• **Work to complete**:
Write out all of the entries exactly as given.

[Records from a dataset]
## Start

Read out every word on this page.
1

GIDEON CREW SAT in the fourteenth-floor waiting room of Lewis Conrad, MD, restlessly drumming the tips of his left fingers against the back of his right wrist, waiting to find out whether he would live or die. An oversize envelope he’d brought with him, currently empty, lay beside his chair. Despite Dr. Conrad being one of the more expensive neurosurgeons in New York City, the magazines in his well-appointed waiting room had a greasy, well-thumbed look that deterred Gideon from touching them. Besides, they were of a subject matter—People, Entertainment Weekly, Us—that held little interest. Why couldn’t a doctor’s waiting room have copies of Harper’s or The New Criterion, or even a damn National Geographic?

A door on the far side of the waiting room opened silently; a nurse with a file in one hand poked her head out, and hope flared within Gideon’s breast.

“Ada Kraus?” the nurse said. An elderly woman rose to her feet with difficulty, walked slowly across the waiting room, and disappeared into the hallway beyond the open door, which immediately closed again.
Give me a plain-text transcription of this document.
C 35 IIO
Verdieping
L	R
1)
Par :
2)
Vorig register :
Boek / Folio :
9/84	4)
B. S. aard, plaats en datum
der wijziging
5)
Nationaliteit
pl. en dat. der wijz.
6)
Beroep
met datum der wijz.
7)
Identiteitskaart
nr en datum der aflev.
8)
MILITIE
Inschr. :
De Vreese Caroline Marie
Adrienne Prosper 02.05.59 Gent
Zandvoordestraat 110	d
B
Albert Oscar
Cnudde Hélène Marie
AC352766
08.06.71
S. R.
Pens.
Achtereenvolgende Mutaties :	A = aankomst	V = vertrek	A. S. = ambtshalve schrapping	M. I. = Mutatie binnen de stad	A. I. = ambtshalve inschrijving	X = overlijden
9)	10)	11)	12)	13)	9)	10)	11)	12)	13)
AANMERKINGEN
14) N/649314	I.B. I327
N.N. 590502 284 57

## End

• **Exercise solution**:
Read out every word on this page.
1

GIDEON CREW SAT in the fourteenth-floor waiting room of Lewis Conrad, MD, restlessly drumming the tips of his left fingers against the back of his right wrist, waiting to find out whether he would live or die. An oversize envelope he’d brought with him, currently empty, lay beside his chair. Despite Dr. Conrad being one of the more expensive neurosurgeons in New York City, the magazines in his well-appointed waiting room had a greasy, well-thumbed look that deterred Gideon from touching them. Besides, they were of a subject matter—People, Entertainment Weekly, Us—that held little interest. Why couldn’t a doctor’s waiting room have copies of Harper’s or The New Criterion, or even a damn National Geographic?

A door on the far side of the waiting room opened silently; a nurse with a file in one hand poked her head out, and hope flared within Gideon’s breast.

“Ada Kraus?” the nurse said. An elderly woman rose to her feet with difficulty, walked slowly across the waiting room, and disappeared into the hallway beyond the open door, which immediately closed again.
Give me a plain-text transcription of this document.
C 35 IIO
Verdieping
L	R
1)
Par :
2)
Vorig register :
Boek / Folio :
9/84	4)
B. S. aard, plaats en datum
der wijziging
5)
Nationaliteit
pl. en dat. der wijz.
6)
Beroep
met datum der wijz.
7)
Identiteitskaart
nr en datum der aflev.
8)
MILITIE
Inschr. :
De Vreese Caroline Marie
Adrienne Prosper 02.05.59 Gent
Zandvoordestraat 110	d
B
Albert Oscar
Cnudde Hélène Marie
AC352766
08.06.71
S. R.
Pens.
Achtereenvolgende Mutaties :	A = aankomst	V = vertrek	A. S. = ambtshalve schrapping	M. I. = Mutatie binnen de stad	A. I. = ambtshalve inschrijving	X = overlijden
9)	10)	11)	12)	13)	9)	10)	11)	12)	13)
AANMERKINGEN
14) N/649314	I.B. I327
N.N. 590502 284 57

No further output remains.